#### REQUEST
An exact copy of the records is required, minus the pictures they hold.

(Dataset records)
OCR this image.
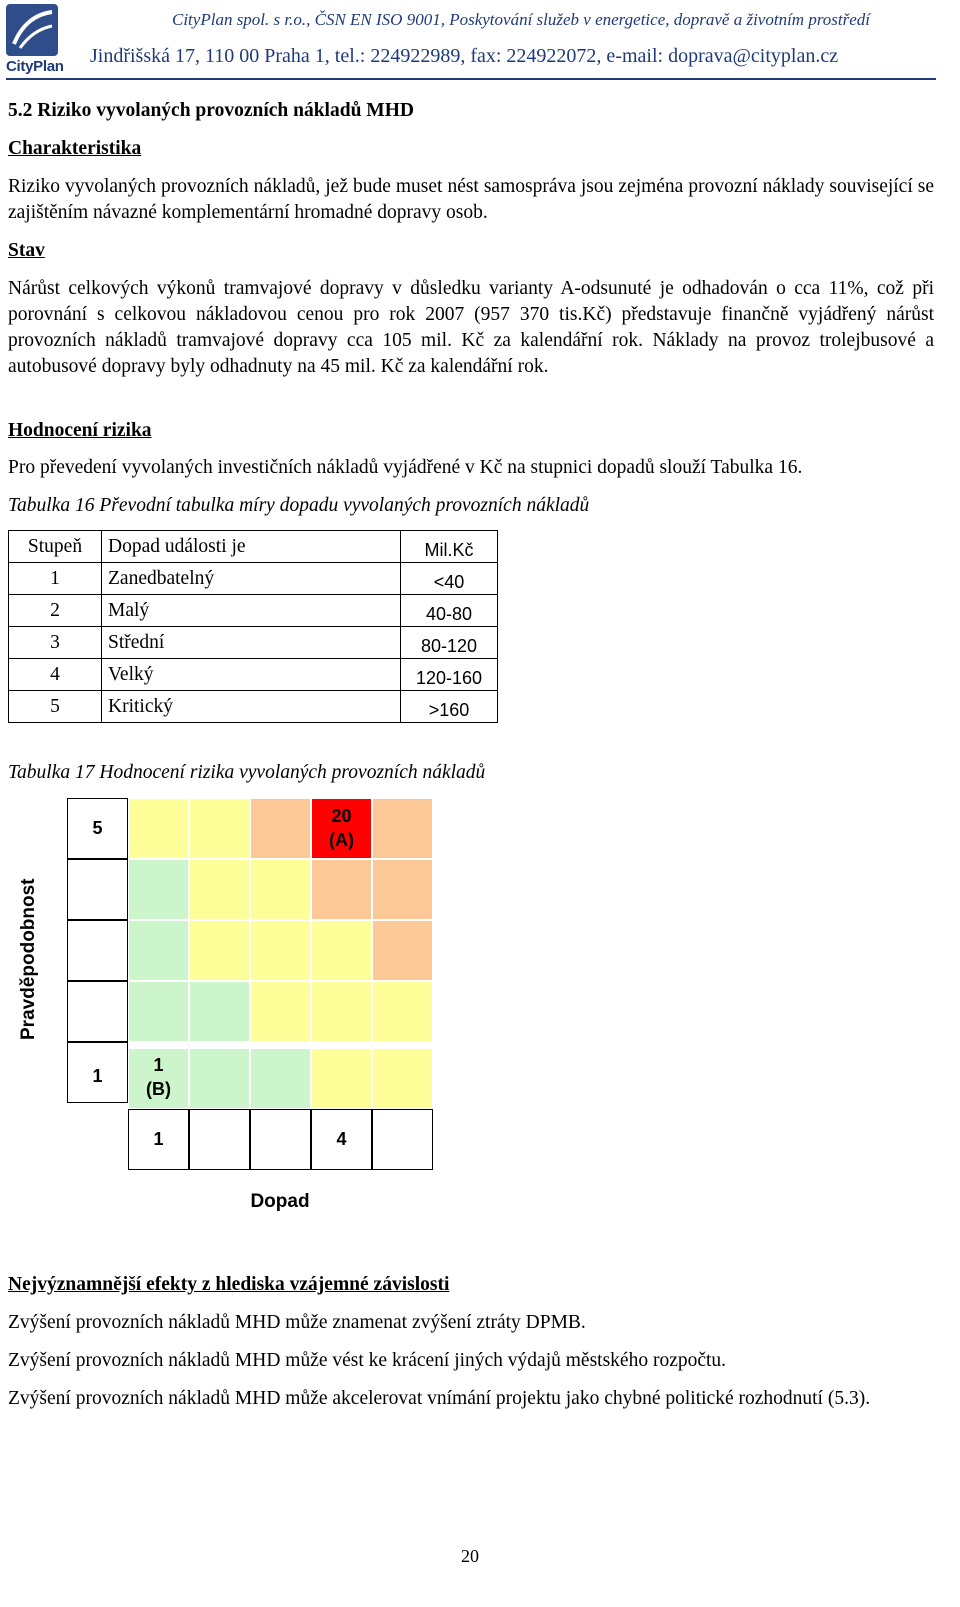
CityPlan
CityPlan spol. s r.o., ČSN EN ISO 9001, Poskytování služeb v energetice, dopravě a životním prostředí
Jindřišská 17, 110 00 Praha 1, tel.: 224922989, fax: 224922072, e-mail: doprava@cityplan.cz
5.2 Riziko vyvolaných provozních nákladů MHD
Charakteristika
Riziko vyvolaných provozních nákladů, jež bude muset nést samospráva jsou zejména provozní náklady související se zajištěním návazné komplementární hromadné dopravy osob.
Stav
Nárůst celkových výkonů tramvajové dopravy v důsledku varianty A-odsunuté je odhadován o cca 11%, což při porovnání s celkovou nákladovou cenou pro rok 2007 (957 370 tis.Kč) představuje finančně vyjádřený nárůst provozních nákladů tramvajové dopravy cca 105 mil. Kč za kalendářní rok. Náklady na provoz trolejbusové a autobusové dopravy byly odhadnuty na 45 mil. Kč za kalendářní rok.
Hodnocení rizika
Pro převedení vyvolaných investičních nákladů vyjádřené v Kč na stupnici dopadů slouží Tabulka 16.
Tabulka 16 Převodní tabulka míry dopadu vyvolaných provozních nákladů
Stupeň	Dopad události je	Mil.Kč
1	Zanedbatelný	<40
2	Malý	40-80
3	Střední	80-120
4	Velký	120-160
5	Kritický	>160
Tabulka 17 Hodnocení rizika vyvolaných provozních nákladů
5
1
1	4
20
(A)
1
(B)
Pravděpodobnost
Dopad
Nejvýznamnější efekty z hlediska vzájemné závislosti
Zvýšení provozních nákladů MHD může znamenat zvýšení ztráty DPMB.
Zvýšení provozních nákladů MHD může vést ke krácení jiných výdajů městského rozpočtu.
Zvýšení provozních nákladů MHD může akcelerovat vnímání projektu jako chybné politické rozhodnutí (5.3).
20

#### EXERCISE RESPONSE
OCR this image.
CityPlan
CityPlan spol. s r.o., ČSN EN ISO 9001, Poskytování služeb v energetice, dopravě a životním prostředí
Jindřišská 17, 110 00 Praha 1, tel.: 224922989, fax: 224922072, e-mail: doprava@cityplan.cz
5.2 Riziko vyvolaných provozních nákladů MHD
Charakteristika
Riziko vyvolaných provozních nákladů, jež bude muset nést samospráva jsou zejména provozní náklady související se zajištěním návazné komplementární hromadné dopravy osob.
Stav
Nárůst celkových výkonů tramvajové dopravy v důsledku varianty A-odsunuté je odhadován o cca 11%, což při porovnání s celkovou nákladovou cenou pro rok 2007 (957 370 tis.Kč) představuje finančně vyjádřený nárůst provozních nákladů tramvajové dopravy cca 105 mil. Kč za kalendářní rok. Náklady na provoz trolejbusové a autobusové dopravy byly odhadnuty na 45 mil. Kč za kalendářní rok.
Hodnocení rizika
Pro převedení vyvolaných investičních nákladů vyjádřené v Kč na stupnici dopadů slouží Tabulka 16.
Tabulka 16 Převodní tabulka míry dopadu vyvolaných provozních nákladů
Stupeň	Dopad události je	Mil.Kč
1	Zanedbatelný	<40
2	Malý	40-80
3	Střední	80-120
4	Velký	120-160
5	Kritický	>160
Tabulka 17 Hodnocení rizika vyvolaných provozních nákladů
5
1
1	4
20
(A)
1
(B)
Pravděpodobnost
Dopad
Nejvýznamnější efekty z hlediska vzájemné závislosti
Zvýšení provozních nákladů MHD může znamenat zvýšení ztráty DPMB.
Zvýšení provozních nákladů MHD může vést ke krácení jiných výdajů městského rozpočtu.
Zvýšení provozních nákladů MHD může akcelerovat vnímání projektu jako chybné politické rozhodnutí (5.3).
20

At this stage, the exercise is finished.